> PROBLEM TO WORK ON: Could you write out every record below exactly, leaving out any pictures?
:: RECORDS FOR THIS EXERCISE ::
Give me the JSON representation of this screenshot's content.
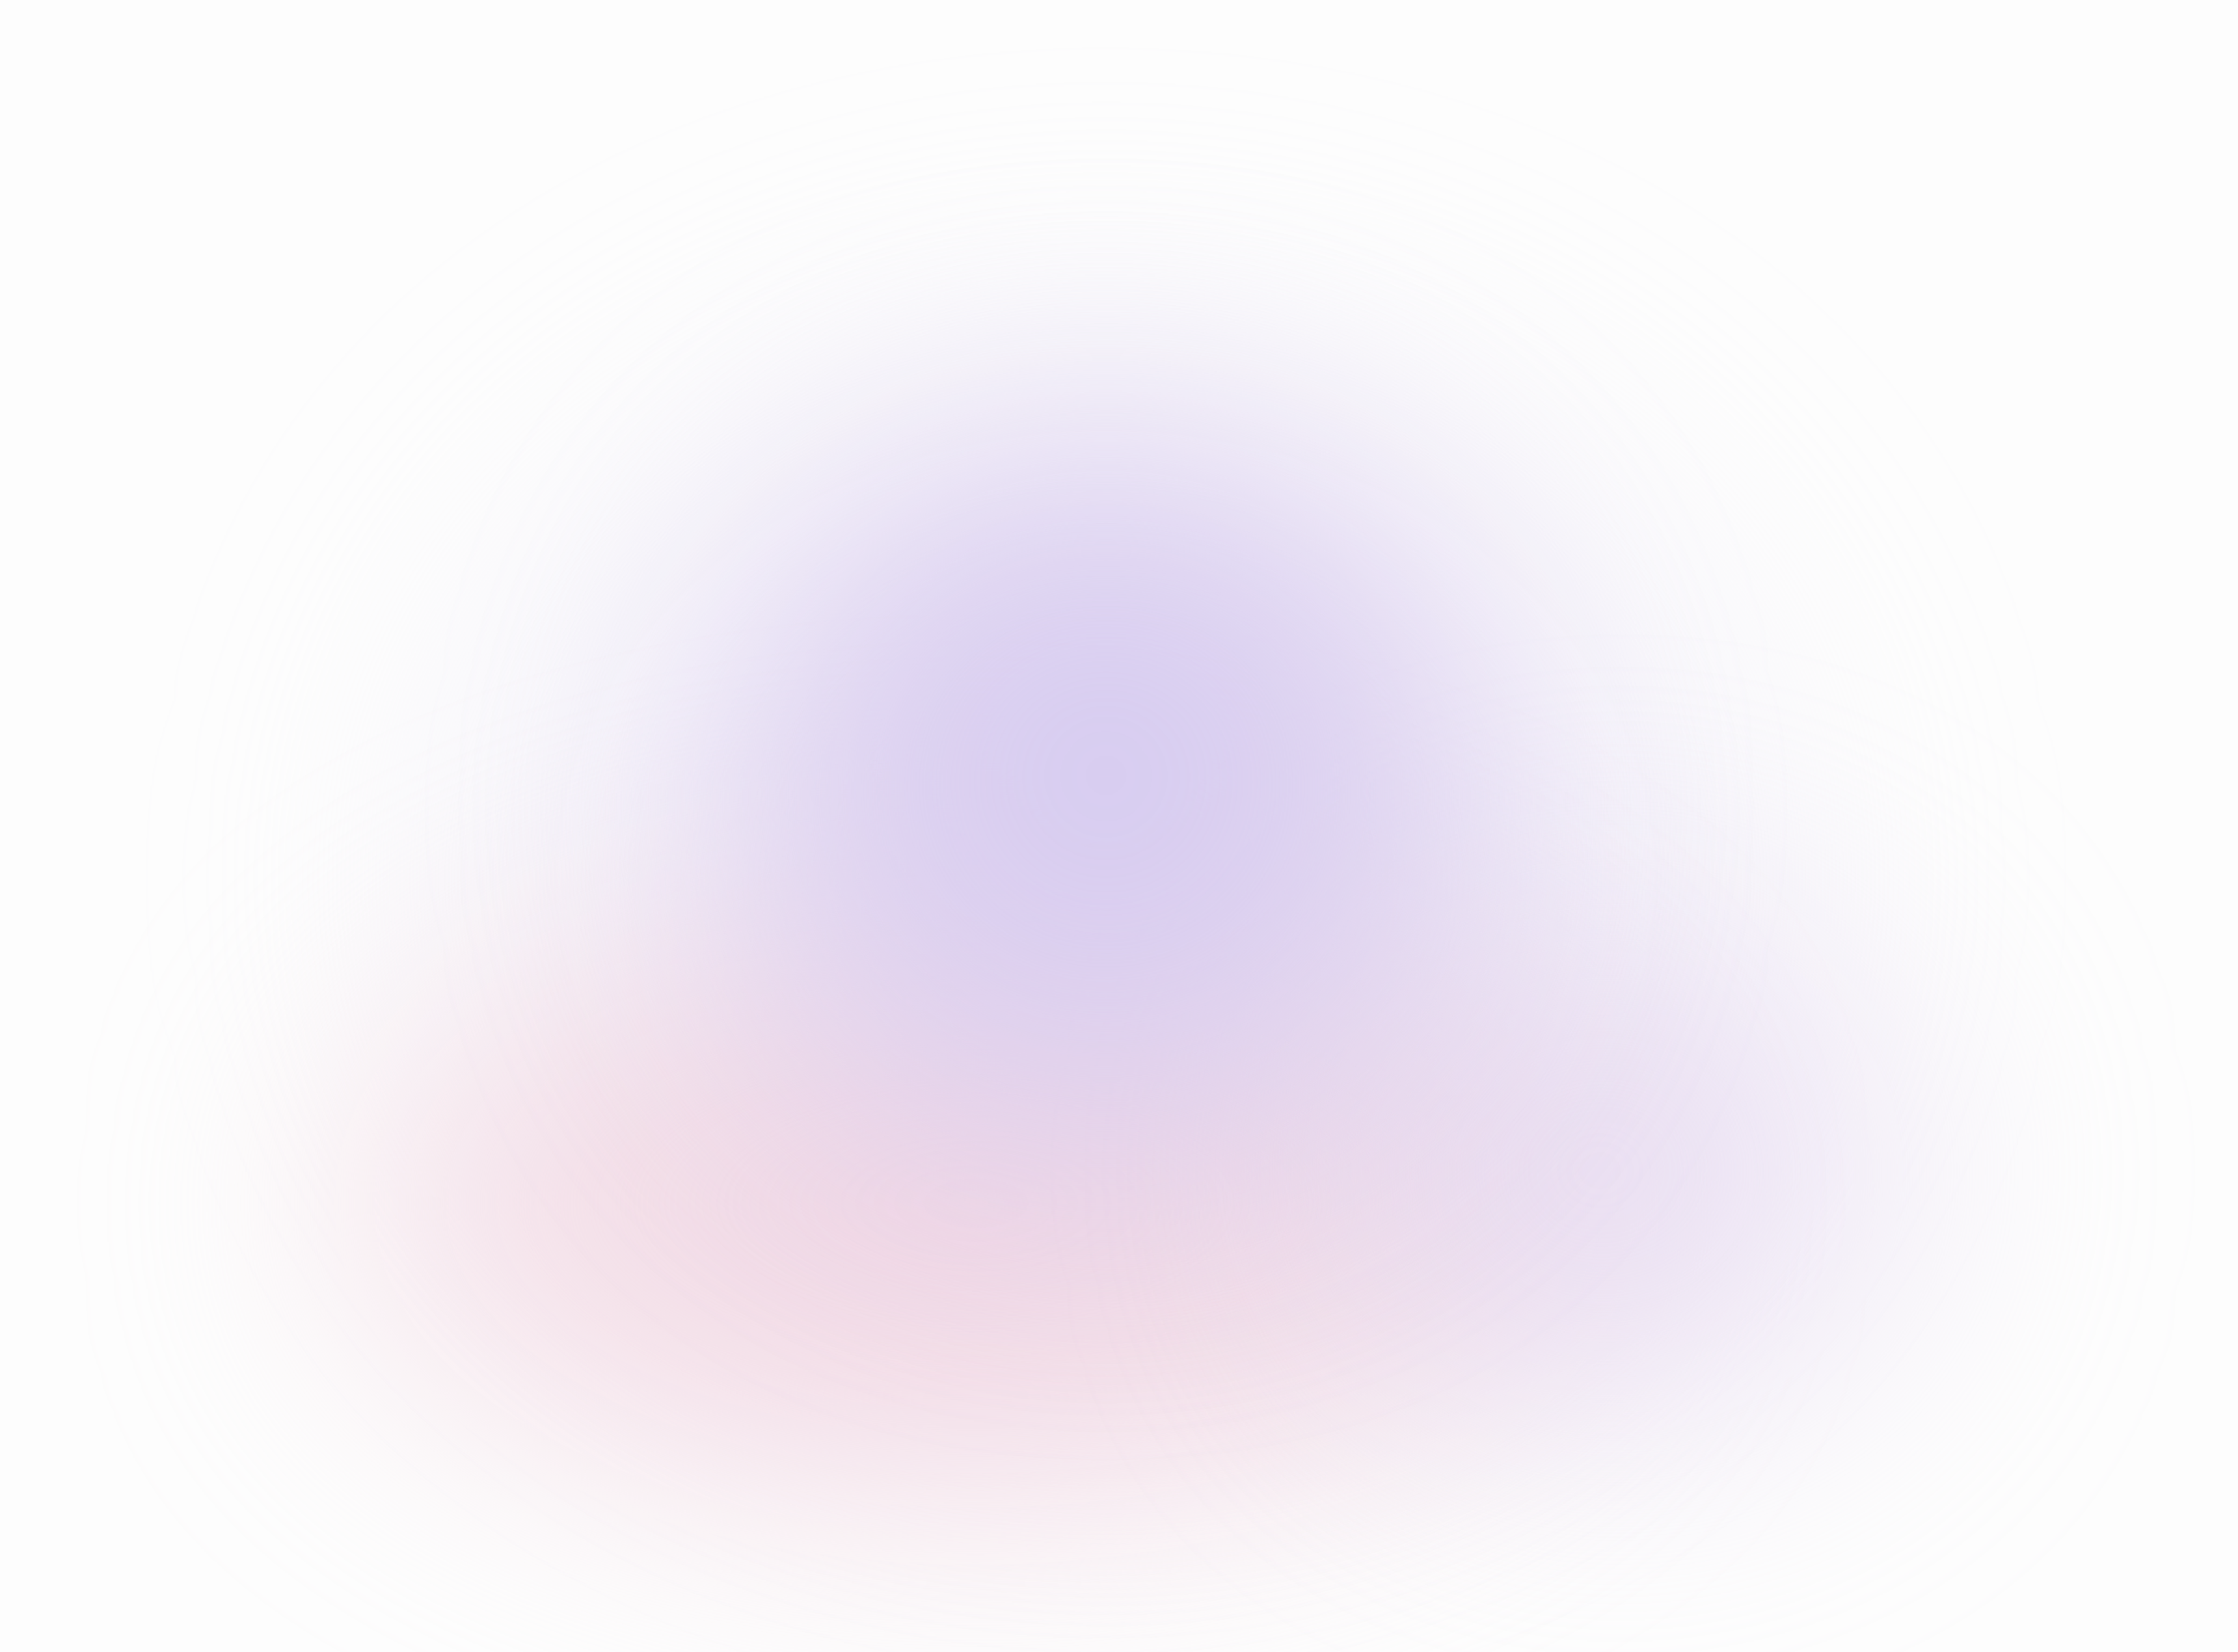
{
  "background": {
    "base_color": "#fdfdfd",
    "gradient_colors": [
      "#d9d0f0",
      "#f0d8e2",
      "#e6d9f0"
    ]
  }
}
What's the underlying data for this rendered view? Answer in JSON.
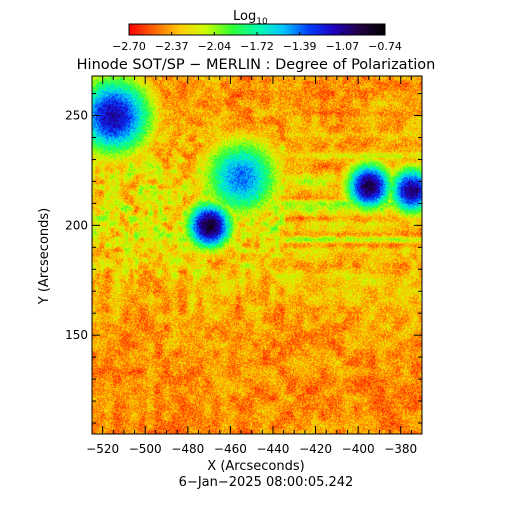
{
  "colorbar": {
    "label_main": "Log",
    "label_sub": "10",
    "ticks": [
      "−2.70",
      "−2.37",
      "−2.04",
      "−1.72",
      "−1.39",
      "−1.07",
      "−0.74"
    ],
    "range": [
      -2.7,
      -0.74
    ],
    "colormap": "rainbow",
    "colors": [
      "#ff0000",
      "#ff6600",
      "#ffcc00",
      "#ccff00",
      "#33ff33",
      "#00ffaa",
      "#00c8ff",
      "#0040ff",
      "#2000c0",
      "#200040",
      "#000000"
    ]
  },
  "chart_data": {
    "type": "heatmap",
    "title": "Hinode SOT/SP − MERLIN : Degree of Polarization",
    "xlabel": "X (Arcseconds)",
    "ylabel": "Y (Arcseconds)",
    "xlim": [
      -525,
      -370
    ],
    "ylim": [
      105,
      268
    ],
    "x_ticks": [
      -520,
      -500,
      -480,
      -460,
      -440,
      -420,
      -400,
      -380
    ],
    "x_tick_labels": [
      "−520",
      "−500",
      "−480",
      "−460",
      "−440",
      "−420",
      "−400",
      "−380"
    ],
    "y_ticks": [
      150,
      200,
      250
    ],
    "y_tick_labels": [
      "150",
      "200",
      "250"
    ],
    "value_scale": "log10",
    "features": [
      {
        "x": -470,
        "y": 200,
        "value": -0.85,
        "kind": "spot"
      },
      {
        "x": -395,
        "y": 218,
        "value": -0.9,
        "kind": "spot"
      },
      {
        "x": -375,
        "y": 216,
        "value": -1.0,
        "kind": "spot"
      },
      {
        "x": -515,
        "y": 250,
        "value": -1.1,
        "kind": "plage"
      },
      {
        "x": -455,
        "y": 222,
        "value": -1.4,
        "kind": "plage"
      }
    ],
    "timestamp": "6−Jan−2025 08:00:05.242"
  }
}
:::
> OUTPUT FOR THIS EXERCISE:
Give me the JSON representation of this screenshot's content.
{
  "background": {
    "base_color": "#fdfdfd",
    "gradient_colors": [
      "#d9d0f0",
      "#f0d8e2",
      "#e6d9f0"
    ]
  }
}
What's the underlying data for this rendered view? Answer in JSON.
{
  "colorbar": {
    "label_main": "Log",
    "label_sub": "10",
    "ticks": [
      "−2.70",
      "−2.37",
      "−2.04",
      "−1.72",
      "−1.39",
      "−1.07",
      "−0.74"
    ],
    "range": [
      -2.7,
      -0.74
    ],
    "colormap": "rainbow",
    "colors": [
      "#ff0000",
      "#ff6600",
      "#ffcc00",
      "#ccff00",
      "#33ff33",
      "#00ffaa",
      "#00c8ff",
      "#0040ff",
      "#2000c0",
      "#200040",
      "#000000"
    ]
  },
  "chart_data": {
    "type": "heatmap",
    "title": "Hinode SOT/SP − MERLIN : Degree of Polarization",
    "xlabel": "X (Arcseconds)",
    "ylabel": "Y (Arcseconds)",
    "xlim": [
      -525,
      -370
    ],
    "ylim": [
      105,
      268
    ],
    "x_ticks": [
      -520,
      -500,
      -480,
      -460,
      -440,
      -420,
      -400,
      -380
    ],
    "x_tick_labels": [
      "−520",
      "−500",
      "−480",
      "−460",
      "−440",
      "−420",
      "−400",
      "−380"
    ],
    "y_ticks": [
      150,
      200,
      250
    ],
    "y_tick_labels": [
      "150",
      "200",
      "250"
    ],
    "value_scale": "log10",
    "features": [
      {
        "x": -470,
        "y": 200,
        "value": -0.85,
        "kind": "spot"
      },
      {
        "x": -395,
        "y": 218,
        "value": -0.9,
        "kind": "spot"
      },
      {
        "x": -375,
        "y": 216,
        "value": -1.0,
        "kind": "spot"
      },
      {
        "x": -515,
        "y": 250,
        "value": -1.1,
        "kind": "plage"
      },
      {
        "x": -455,
        "y": 222,
        "value": -1.4,
        "kind": "plage"
      }
    ],
    "timestamp": "6−Jan−2025 08:00:05.242"
  }
}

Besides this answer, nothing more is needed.